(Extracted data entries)
(begin)
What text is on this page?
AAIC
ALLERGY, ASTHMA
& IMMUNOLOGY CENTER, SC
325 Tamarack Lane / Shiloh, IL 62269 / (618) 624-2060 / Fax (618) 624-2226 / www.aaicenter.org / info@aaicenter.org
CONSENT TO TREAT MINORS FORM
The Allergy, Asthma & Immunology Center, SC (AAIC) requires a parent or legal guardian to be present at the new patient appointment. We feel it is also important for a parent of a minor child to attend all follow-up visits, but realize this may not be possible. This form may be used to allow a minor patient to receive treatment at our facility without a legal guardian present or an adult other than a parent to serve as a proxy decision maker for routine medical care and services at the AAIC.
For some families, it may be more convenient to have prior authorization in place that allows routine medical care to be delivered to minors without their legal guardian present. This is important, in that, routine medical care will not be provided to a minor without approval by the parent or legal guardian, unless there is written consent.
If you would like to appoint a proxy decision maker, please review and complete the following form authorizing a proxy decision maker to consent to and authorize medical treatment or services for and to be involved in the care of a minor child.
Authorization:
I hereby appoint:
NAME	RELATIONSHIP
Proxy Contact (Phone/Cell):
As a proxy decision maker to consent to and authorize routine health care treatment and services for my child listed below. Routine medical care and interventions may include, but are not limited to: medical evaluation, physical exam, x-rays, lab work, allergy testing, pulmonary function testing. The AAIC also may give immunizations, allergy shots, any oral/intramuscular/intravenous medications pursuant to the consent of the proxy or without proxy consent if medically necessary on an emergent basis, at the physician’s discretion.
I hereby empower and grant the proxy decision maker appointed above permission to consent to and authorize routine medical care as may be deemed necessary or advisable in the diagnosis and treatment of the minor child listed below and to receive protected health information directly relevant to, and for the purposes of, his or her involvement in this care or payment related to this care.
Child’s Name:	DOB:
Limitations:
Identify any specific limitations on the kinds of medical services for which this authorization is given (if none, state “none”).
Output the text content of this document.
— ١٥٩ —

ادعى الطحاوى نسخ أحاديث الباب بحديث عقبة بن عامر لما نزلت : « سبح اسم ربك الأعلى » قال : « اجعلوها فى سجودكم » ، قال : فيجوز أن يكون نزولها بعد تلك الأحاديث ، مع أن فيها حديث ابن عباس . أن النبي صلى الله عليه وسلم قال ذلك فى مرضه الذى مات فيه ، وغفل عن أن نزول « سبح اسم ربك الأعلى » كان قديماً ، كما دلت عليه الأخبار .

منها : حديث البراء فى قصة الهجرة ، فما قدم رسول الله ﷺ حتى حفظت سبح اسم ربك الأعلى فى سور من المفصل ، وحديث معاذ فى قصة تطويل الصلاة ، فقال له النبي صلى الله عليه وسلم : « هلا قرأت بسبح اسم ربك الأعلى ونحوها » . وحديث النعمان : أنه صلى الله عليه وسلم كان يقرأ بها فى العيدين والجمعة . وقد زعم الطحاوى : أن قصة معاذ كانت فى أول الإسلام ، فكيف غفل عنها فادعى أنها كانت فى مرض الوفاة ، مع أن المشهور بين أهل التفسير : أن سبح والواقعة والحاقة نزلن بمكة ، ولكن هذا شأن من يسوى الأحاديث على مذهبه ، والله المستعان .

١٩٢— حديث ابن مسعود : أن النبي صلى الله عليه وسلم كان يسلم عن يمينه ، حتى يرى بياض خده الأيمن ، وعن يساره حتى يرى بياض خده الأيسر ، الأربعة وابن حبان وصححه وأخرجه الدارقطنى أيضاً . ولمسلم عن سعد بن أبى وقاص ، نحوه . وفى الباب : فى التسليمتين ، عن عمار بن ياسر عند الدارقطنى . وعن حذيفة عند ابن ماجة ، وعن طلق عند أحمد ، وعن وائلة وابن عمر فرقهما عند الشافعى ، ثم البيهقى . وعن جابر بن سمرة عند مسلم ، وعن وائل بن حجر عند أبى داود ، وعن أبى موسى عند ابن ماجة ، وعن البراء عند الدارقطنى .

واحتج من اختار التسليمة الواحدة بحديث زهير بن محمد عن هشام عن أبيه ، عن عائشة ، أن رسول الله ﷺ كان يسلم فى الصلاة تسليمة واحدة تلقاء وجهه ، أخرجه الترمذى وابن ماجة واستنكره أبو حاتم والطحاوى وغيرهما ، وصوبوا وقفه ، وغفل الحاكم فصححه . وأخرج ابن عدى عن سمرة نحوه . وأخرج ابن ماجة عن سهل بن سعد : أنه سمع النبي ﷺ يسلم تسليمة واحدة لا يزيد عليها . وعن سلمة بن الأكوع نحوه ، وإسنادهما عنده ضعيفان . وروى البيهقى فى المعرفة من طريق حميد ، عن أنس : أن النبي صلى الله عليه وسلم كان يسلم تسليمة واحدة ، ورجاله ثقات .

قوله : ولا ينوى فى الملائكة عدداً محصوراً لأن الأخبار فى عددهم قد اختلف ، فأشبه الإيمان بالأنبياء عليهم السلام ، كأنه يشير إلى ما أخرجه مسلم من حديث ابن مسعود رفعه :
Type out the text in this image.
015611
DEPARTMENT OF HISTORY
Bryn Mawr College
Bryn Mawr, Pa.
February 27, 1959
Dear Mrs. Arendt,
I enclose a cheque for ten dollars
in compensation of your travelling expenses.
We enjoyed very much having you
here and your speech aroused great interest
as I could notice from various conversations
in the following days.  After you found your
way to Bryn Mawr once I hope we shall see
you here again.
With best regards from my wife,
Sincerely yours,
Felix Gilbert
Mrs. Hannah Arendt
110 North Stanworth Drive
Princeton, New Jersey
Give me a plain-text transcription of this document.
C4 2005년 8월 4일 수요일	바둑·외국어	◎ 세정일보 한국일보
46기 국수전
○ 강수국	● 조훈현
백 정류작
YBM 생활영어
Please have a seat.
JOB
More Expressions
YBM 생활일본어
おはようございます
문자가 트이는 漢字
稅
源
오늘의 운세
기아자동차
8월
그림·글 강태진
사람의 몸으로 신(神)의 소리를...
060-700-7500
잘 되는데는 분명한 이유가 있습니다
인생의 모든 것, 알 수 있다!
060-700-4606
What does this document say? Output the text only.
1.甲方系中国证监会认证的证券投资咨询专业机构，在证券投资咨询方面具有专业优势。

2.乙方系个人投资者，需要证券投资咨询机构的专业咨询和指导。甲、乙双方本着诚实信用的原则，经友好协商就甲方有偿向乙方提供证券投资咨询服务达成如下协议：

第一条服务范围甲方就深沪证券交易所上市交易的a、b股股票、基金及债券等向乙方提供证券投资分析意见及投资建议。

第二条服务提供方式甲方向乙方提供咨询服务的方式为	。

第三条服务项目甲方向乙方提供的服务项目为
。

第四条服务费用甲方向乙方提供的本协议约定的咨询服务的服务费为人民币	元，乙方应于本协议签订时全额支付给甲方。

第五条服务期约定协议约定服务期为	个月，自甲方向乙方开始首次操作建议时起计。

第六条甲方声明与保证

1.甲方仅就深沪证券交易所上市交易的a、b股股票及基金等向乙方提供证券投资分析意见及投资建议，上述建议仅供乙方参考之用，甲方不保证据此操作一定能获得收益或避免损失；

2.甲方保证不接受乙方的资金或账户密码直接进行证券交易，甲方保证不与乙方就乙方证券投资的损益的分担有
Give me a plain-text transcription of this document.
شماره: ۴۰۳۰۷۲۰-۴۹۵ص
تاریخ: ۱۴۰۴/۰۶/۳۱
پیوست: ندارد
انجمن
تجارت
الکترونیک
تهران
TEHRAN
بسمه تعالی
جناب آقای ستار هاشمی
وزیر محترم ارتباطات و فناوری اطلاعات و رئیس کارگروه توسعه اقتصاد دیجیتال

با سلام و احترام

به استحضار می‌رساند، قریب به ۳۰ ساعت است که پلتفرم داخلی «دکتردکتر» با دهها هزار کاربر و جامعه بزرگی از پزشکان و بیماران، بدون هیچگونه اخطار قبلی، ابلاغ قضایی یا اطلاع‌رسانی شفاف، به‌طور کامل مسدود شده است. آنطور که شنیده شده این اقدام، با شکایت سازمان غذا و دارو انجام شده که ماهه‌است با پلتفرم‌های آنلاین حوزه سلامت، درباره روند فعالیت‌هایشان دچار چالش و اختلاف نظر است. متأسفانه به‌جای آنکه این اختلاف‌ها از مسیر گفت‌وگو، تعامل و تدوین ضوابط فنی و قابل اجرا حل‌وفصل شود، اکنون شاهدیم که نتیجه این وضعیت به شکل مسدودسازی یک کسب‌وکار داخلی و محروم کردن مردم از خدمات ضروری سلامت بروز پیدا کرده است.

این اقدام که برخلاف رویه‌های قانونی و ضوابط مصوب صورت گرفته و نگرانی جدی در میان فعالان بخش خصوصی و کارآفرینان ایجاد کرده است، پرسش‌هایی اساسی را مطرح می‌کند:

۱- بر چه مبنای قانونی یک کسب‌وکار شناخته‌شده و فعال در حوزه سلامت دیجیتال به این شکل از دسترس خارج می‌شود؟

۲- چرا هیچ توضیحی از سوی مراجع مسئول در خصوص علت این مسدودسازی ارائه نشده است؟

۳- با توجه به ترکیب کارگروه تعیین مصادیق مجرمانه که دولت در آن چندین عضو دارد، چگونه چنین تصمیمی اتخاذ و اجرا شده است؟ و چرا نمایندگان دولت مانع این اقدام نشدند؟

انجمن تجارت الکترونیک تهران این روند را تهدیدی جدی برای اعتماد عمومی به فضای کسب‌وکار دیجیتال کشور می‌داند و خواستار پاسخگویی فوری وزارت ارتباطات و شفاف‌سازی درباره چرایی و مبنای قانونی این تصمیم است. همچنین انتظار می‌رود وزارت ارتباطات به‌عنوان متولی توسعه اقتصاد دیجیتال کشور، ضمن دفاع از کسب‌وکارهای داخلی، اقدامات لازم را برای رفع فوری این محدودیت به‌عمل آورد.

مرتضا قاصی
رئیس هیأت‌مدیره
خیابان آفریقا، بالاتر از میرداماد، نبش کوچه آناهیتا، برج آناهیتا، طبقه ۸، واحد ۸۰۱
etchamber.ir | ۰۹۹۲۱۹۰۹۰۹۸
(end)
Copy every line of the listing that includes the string "دیجیتال".

== Answer to the problem ==
وزیر محترم ارتباطات و فناوری اطلاعات و رئیس کارگروه توسعه اقتصاد دیجیتال
۱- بر چه مبنای قانونی یک کسب‌وکار شناخته‌شده و فعال در حوزه سلامت دیجیتال به این شکل از دسترس خارج می‌شود؟
انجمن تجارت الکترونیک تهران این روند را تهدیدی جدی برای اعتماد عمومی به فضای کسب‌وکار دیجیتال کشور می‌داند و خواستار پاسخگویی فوری وزارت ارتباطات و شفاف‌سازی درباره چرایی و مبنای قانونی این تصمیم است. همچنین انتظار می‌رود وزارت ارتباطات به‌عنوان متولی توسعه اقتصاد دیجیتال کشور، ضمن دفاع از کسب‌وکارهای داخلی، اقدامات لازم را برای رفع فوری این محدودیت به‌عمل آورد.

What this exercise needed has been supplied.